EXERCISE DIRECTIONS | Reproduce every entry below precisely; do not include the pictures.

RECORDS PROVIDED |
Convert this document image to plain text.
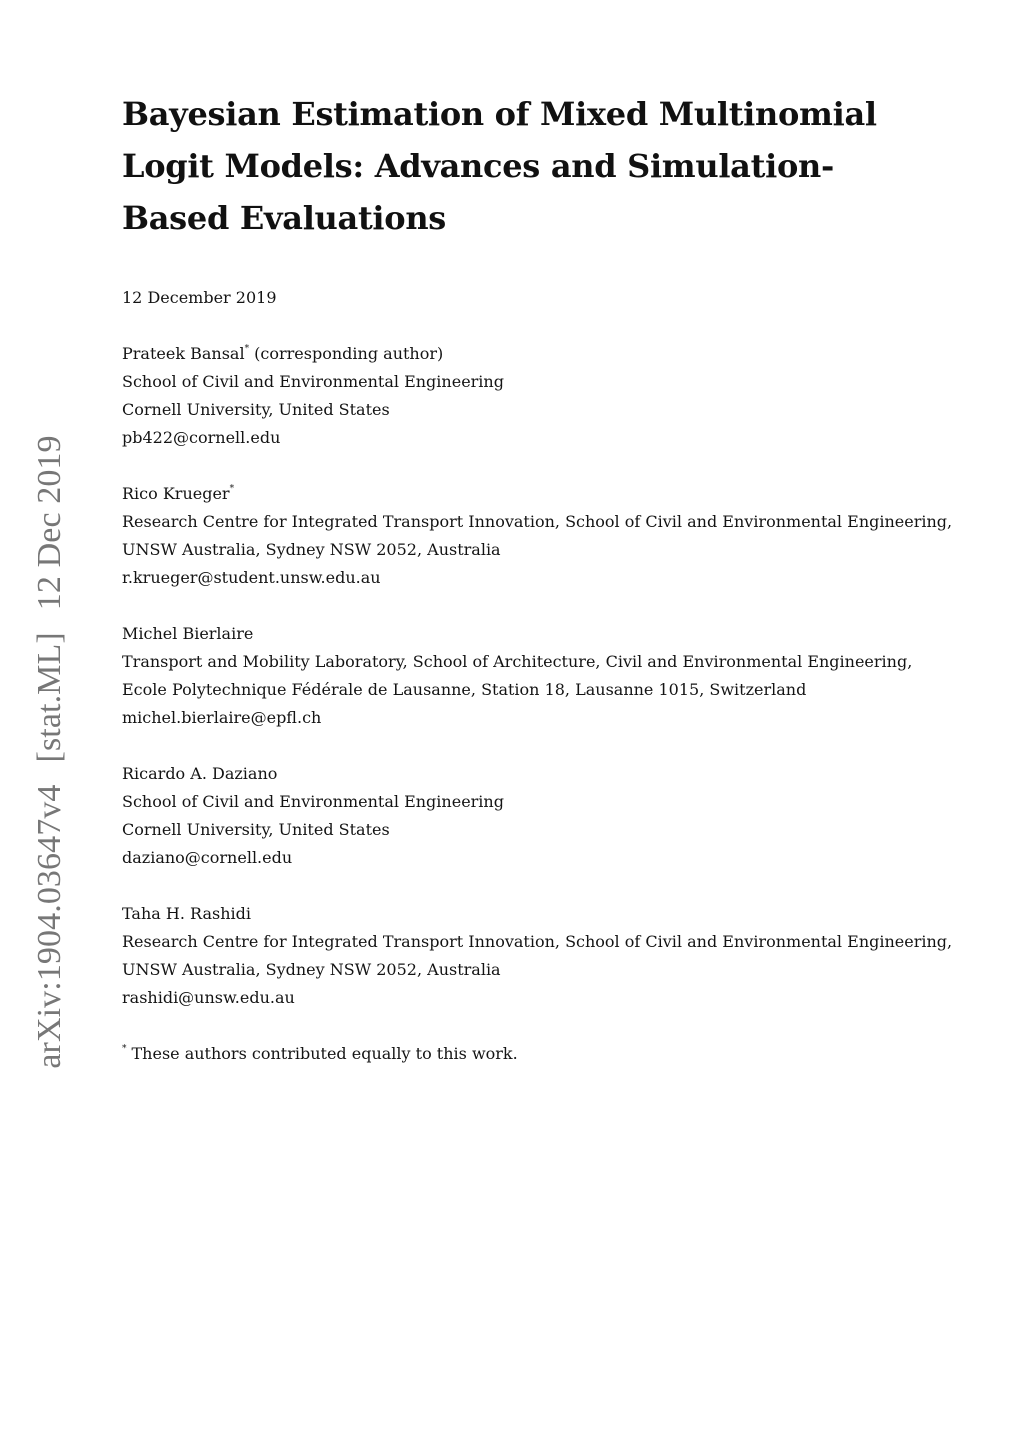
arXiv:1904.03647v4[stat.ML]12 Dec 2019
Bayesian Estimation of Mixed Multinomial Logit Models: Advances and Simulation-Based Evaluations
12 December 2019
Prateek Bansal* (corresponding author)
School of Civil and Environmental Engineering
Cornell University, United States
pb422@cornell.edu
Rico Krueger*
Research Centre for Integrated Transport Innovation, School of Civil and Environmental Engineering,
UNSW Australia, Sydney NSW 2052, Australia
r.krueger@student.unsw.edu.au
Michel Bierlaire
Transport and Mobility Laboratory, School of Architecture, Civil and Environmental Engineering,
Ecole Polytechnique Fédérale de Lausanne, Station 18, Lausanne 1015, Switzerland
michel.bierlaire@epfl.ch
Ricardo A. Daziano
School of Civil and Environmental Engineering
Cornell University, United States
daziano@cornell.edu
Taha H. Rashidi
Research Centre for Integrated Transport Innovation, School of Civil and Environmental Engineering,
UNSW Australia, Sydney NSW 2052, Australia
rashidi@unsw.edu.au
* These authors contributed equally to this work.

FULL ANSWER |
Convert this document image to plain text.
arXiv:1904.03647v4[stat.ML]12 Dec 2019
Bayesian Estimation of Mixed Multinomial Logit Models: Advances and Simulation-Based Evaluations
12 December 2019
Prateek Bansal* (corresponding author)
School of Civil and Environmental Engineering
Cornell University, United States
pb422@cornell.edu
Rico Krueger*
Research Centre for Integrated Transport Innovation, School of Civil and Environmental Engineering,
UNSW Australia, Sydney NSW 2052, Australia
r.krueger@student.unsw.edu.au
Michel Bierlaire
Transport and Mobility Laboratory, School of Architecture, Civil and Environmental Engineering,
Ecole Polytechnique Fédérale de Lausanne, Station 18, Lausanne 1015, Switzerland
michel.bierlaire@epfl.ch
Ricardo A. Daziano
School of Civil and Environmental Engineering
Cornell University, United States
daziano@cornell.edu
Taha H. Rashidi
Research Centre for Integrated Transport Innovation, School of Civil and Environmental Engineering,
UNSW Australia, Sydney NSW 2052, Australia
rashidi@unsw.edu.au
* These authors contributed equally to this work.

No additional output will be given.